• [EXTRACT]
____

When you say: “In the end, the game plan for elected officials is to see how much good they can do while working in a highly compromised environment,” Melissa said that much on its compromising nature when she said “It is a multi-layer…” That environment is one of a government rigged for the corporate/financial class, as you have most likely noted, I am sure, in your blogs. The “environment” makes it difficult to be “pure” — reason why, I suppose, the word progressive is put in quotation marks. A candidate like Goodwin (that I question if she should be running in a district — that even now more than before, with its new boundaries, should be for a candidate of color) — can “sound good” as you noted. Es un mamay from the pulpit, but I wonder why you fail add that it was her orchestrating all the ruckus and chaos that was very disrespectful to say the least. If there is a good title for her cartoonish antics to be made into a movie it should be “Despicable Me, Goodwin”.
And adding to your recognizing the compromising environment, “The question is, how much compromise can “the people” tolerate and still survive?” becomes a cultural political art of sorts. The system in its electoral process, really all the time, is asking “the people” to tolerate some more. But given those parameters, I would drop the quotation marks around progressive when it comes to acknowledging that Melissa does try to compromise little and has done more good.
Otherwise, the call should be for abstention in a rigged system that will have the people rise if its economic crisis turns into a truly “I can’t take it no more,” collapse and hit the streets until a new truly democratic, equitable system is put in its place.
Good points. I thought about the entre comillas. It could go either way. Tie goes to the runner? I can’t say all the dissent at this event was orchestrated by Goodwin, and even if it was, that doesn’t mean they are the only dissenters in the neighborhood. This wasn’t an easy one to write.

____

• [INFORMATION PROVIDED]
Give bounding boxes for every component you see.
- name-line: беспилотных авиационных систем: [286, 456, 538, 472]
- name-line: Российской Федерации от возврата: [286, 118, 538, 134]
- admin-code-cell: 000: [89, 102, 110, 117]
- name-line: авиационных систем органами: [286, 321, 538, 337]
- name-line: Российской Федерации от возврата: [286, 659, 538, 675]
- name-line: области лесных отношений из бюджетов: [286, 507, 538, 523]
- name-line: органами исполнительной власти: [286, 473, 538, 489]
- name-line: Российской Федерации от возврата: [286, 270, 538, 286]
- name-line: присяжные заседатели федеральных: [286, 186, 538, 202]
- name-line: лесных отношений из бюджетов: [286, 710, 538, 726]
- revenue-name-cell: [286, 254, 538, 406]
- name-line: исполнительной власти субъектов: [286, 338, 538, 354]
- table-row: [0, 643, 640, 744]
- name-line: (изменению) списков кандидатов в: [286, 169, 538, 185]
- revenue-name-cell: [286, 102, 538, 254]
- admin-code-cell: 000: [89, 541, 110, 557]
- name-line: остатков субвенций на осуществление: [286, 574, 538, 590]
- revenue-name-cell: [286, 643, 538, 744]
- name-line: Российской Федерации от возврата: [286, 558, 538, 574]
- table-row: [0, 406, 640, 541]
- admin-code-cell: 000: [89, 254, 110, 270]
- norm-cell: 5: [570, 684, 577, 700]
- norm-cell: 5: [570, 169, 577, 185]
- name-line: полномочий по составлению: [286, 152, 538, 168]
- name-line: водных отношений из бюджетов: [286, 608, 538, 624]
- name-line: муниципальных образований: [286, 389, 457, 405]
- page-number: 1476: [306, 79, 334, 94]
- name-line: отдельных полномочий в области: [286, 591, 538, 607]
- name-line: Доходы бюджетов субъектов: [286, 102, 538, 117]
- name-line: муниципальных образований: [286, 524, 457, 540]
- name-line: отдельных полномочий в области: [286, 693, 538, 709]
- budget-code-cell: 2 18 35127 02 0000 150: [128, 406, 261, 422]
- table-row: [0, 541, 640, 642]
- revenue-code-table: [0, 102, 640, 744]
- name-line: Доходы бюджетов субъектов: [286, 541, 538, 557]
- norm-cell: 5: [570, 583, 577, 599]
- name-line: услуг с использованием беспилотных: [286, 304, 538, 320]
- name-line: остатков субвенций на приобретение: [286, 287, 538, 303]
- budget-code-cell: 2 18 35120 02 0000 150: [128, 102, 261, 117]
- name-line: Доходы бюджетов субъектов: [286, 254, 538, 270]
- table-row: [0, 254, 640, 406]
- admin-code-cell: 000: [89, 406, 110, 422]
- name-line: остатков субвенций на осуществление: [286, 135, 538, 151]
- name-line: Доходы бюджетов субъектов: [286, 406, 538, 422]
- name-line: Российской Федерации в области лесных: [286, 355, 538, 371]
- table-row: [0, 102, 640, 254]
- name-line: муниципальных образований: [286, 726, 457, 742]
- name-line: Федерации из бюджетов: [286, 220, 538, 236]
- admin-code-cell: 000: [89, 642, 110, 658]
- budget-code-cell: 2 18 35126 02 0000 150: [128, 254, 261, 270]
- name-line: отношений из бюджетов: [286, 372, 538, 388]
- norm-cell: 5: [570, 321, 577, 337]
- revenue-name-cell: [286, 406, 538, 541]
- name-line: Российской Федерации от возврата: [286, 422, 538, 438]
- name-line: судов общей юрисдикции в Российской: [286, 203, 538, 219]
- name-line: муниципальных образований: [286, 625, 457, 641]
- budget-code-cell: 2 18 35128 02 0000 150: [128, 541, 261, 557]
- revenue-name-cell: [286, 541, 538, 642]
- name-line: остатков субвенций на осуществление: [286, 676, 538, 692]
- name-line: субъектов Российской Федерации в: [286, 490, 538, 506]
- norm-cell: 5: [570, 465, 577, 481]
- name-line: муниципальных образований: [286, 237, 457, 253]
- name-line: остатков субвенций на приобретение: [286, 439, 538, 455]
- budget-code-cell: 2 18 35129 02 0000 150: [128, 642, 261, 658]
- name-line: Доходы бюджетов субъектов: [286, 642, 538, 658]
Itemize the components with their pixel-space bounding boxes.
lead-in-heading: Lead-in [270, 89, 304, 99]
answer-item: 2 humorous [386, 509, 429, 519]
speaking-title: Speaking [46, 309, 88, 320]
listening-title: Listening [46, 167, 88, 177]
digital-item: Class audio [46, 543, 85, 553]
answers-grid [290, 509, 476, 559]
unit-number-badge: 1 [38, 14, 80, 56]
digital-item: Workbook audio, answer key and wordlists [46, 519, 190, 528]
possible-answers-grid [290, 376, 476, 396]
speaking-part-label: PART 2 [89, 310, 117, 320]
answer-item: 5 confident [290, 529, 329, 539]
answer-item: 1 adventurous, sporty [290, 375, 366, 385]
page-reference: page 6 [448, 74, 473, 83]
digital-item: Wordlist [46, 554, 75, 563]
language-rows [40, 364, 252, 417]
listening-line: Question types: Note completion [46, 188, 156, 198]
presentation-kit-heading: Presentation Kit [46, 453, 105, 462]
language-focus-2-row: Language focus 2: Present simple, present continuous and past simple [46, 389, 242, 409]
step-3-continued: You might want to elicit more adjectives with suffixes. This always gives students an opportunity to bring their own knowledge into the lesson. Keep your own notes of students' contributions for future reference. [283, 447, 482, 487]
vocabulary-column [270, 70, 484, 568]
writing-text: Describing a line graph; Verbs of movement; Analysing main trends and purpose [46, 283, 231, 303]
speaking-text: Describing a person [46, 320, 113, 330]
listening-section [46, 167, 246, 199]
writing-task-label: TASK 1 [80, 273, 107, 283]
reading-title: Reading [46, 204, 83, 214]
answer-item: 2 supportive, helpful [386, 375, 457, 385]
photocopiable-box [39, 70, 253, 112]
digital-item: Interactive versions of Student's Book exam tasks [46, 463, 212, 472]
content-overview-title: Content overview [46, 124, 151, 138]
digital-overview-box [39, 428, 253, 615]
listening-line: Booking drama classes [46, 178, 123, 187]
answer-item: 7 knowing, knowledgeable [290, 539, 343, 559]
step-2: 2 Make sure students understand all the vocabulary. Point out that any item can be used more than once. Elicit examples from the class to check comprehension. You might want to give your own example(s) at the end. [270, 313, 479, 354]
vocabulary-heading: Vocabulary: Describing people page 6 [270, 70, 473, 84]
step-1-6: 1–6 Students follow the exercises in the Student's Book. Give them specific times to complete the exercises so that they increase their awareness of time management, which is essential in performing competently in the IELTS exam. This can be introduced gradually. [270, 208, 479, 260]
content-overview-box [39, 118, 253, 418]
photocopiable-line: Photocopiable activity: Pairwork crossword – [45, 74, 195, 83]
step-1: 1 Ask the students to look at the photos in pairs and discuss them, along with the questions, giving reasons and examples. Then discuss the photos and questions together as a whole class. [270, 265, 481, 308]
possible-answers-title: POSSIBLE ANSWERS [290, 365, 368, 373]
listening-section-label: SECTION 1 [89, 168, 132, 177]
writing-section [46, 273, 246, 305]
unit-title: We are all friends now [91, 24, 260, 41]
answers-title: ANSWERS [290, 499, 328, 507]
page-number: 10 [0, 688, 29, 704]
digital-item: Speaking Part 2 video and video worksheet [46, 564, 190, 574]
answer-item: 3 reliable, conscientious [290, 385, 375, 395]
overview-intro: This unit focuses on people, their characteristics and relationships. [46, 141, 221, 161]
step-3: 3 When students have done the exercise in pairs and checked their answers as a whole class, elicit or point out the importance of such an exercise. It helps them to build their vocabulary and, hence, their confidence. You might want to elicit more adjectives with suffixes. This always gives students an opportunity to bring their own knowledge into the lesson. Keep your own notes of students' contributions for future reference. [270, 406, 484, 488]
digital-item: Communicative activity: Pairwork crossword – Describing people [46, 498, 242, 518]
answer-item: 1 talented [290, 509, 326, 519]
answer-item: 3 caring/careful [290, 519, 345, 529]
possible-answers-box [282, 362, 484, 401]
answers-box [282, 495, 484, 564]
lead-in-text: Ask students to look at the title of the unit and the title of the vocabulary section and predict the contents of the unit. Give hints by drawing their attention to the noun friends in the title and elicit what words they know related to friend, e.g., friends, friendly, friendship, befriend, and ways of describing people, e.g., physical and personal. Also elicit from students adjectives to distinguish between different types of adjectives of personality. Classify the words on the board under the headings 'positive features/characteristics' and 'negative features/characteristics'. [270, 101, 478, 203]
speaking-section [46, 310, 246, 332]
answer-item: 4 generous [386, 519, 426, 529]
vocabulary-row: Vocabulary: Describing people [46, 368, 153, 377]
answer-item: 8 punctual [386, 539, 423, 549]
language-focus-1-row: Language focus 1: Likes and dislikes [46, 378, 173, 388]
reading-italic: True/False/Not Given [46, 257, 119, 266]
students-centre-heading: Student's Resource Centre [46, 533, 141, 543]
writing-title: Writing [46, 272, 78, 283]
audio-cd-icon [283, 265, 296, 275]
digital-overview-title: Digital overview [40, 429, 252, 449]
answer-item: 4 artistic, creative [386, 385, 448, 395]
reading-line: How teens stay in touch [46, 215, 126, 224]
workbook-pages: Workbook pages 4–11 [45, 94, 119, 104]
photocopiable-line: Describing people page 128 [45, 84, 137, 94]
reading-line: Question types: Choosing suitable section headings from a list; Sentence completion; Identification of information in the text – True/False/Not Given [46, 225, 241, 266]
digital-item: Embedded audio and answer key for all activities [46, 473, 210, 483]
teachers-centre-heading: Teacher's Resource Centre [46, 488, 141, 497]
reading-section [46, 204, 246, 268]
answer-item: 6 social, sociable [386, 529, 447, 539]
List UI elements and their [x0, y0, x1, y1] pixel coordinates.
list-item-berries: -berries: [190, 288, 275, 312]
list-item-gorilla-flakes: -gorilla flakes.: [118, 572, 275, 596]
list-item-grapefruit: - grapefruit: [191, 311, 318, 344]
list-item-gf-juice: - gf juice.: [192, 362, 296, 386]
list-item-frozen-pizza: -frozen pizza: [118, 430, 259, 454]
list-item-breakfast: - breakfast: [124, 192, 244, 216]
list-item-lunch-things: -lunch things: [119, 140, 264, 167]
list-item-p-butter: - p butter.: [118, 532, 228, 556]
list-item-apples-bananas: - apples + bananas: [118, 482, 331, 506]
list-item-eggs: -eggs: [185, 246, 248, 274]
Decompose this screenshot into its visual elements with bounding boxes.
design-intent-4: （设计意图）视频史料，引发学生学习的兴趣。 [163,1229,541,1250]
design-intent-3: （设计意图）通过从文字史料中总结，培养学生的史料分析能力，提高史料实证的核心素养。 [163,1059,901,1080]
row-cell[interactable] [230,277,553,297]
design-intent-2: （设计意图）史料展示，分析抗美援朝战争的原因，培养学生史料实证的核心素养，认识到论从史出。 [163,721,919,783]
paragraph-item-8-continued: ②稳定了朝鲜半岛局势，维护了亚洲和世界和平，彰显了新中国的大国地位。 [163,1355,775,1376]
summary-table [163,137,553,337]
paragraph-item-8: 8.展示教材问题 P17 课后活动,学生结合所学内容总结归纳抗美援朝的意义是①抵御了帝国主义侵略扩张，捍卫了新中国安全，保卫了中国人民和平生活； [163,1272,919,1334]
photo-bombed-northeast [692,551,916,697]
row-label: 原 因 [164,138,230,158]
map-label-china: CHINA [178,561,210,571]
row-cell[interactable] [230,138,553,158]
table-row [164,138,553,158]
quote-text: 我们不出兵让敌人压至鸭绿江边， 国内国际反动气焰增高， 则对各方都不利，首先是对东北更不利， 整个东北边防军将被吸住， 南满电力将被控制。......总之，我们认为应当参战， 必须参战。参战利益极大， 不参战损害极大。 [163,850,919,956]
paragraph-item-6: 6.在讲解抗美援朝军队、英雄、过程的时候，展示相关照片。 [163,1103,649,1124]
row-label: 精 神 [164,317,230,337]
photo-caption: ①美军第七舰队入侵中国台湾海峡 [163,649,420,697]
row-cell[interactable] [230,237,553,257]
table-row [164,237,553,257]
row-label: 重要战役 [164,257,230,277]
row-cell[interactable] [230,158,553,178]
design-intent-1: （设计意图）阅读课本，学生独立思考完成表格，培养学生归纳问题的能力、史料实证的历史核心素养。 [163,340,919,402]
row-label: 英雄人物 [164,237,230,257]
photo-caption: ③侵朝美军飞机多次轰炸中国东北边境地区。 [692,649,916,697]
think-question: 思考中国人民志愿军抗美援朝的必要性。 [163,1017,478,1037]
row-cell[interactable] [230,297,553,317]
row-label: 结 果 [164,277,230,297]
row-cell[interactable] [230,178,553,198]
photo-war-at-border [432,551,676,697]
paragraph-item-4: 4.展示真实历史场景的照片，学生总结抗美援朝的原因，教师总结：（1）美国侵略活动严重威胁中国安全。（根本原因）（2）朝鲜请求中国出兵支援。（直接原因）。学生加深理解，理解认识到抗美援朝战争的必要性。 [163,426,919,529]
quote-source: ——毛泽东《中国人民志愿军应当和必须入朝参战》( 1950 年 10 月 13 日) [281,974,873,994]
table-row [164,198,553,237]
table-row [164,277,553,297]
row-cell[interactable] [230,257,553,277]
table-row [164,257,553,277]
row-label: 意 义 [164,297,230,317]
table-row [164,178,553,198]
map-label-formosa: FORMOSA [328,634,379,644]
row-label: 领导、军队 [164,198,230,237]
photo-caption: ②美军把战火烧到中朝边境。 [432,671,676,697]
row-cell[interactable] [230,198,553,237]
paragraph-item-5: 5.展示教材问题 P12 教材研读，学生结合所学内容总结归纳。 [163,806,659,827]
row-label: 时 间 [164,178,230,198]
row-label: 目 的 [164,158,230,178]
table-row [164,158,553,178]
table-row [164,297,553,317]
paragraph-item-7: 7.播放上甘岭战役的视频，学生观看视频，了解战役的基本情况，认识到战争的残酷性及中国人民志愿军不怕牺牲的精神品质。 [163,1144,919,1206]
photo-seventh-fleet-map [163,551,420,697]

____

• [TASKS TO PERFORM]
(a) In the comment thread about Melissa and Goodwin, what movie title does the first commenter suggest for Goodwin's antics?
(b) Reproduce word for word the part of the comment thread about Melissa and Goodwin starting at "And adding to" and ending at "in its place.".
(c) Extend the comment thread about Melissa and Goodwin, continuing after its final reply.

• [PER-TASK ANSWERS]
(a) "Despicable Me, Goodwin"

(b)
And adding to your recognizing the compromising environment, “The question is, how much compromise can “the people” tolerate and still survive?” becomes a cultural political art of sorts. The system in its electoral process, really all the time, is asking “the people” to tolerate some more. But given those parameters, I would drop the quotation marks around progressive when it comes to acknowledging that Melissa does try to compromise little and has done more good.
Otherwise, the call should be for abstention in a rigged system that will have the people rise if its economic crisis turns into a truly “I can’t take it no more,” collapse and hit the streets until a new truly democratic, equitable system is put in its place.

(c)
A NYC victim of displacement Ed’s perspective is a “tad” subjective. He’s been taking pot shots at Melissa since she was elected. In his doc on the subject, he supports a so-called Zapatista movement composed of media pros from outside, and in no way acknowledged the work with low income tenants and workers in the district. District 8 has the highest number of public housing units in the City of New York. I am proud to have been part of that work as her Director of Constituent Services from 2004-2008. I’ve not seen a piece of his critical of any other elected and yet Melissa’s record shows her to be one of the most progressive members of the City Council. No se por que ella tiene que carga la culpa de lo que otros le hacen a nuestra gente! His cultural offerings are great, though!
It’s true I was displaced from Brooklyn but Councilwoman Mark Viverito had nothing to with it. I wouldn’t characterize what I have written about Councilman Mark Viverito as “taking pot shots.” I am not affiliated with or have not stated any support of Movement for Justice in El Barrio, I merely included them in the documentary that I co-directed with Laura Rivera. They were not the only group to oppose Councilwoman Mark Viverito in the film. Councilwoman Mark Viverito has about three times as much time devoted to her comments and actions in this doc, which included her point of view about how she approached legislation around the East 125th Street project, as well as her general concern about gentrification. In effect, she got the last word. There is a long list of elected officials, some of whom are no longer living, that I have criticized in the 20 plus years I have been working as a journalist. My coverage of Councilwoman Mark Viverito’s involvement in changing the management of the community space at the Julia de Burgos Cultural Center in the Daily News in the fall of 2010 was objective and everyone was quoted accurately. In the story I published in City Limits last year about the fact that there’s never been a Latino mayor in New York, I wrote that Councilwoman Mark Viverito was one of the three most promising Latino politicians in the city as far as electability to higher office like the mayoralty. I also wrote about her support of local activists over her concerns about the Fresh Direct relocation to the South Bronx, a move that has since been approved by the Mayor.
P.S. 109 and her subsidized home are the same developers. Congressman Rangel got the heat for 30,000 summer home in DR but not here with 3 Million in her asserts. Covello Senior Center, Julia de Durgos given to outsiders, 1,000,000 dollars for murals and no garbage bags or repairs for Public Housing. No Puerto Rican/Latino endorsement and forget being Speaker, that goes to Inez Dickens. Who runs el Barrio on her watch? 1199, Hispanic Federation, Coka Cola and corporate developers. The game is rigged.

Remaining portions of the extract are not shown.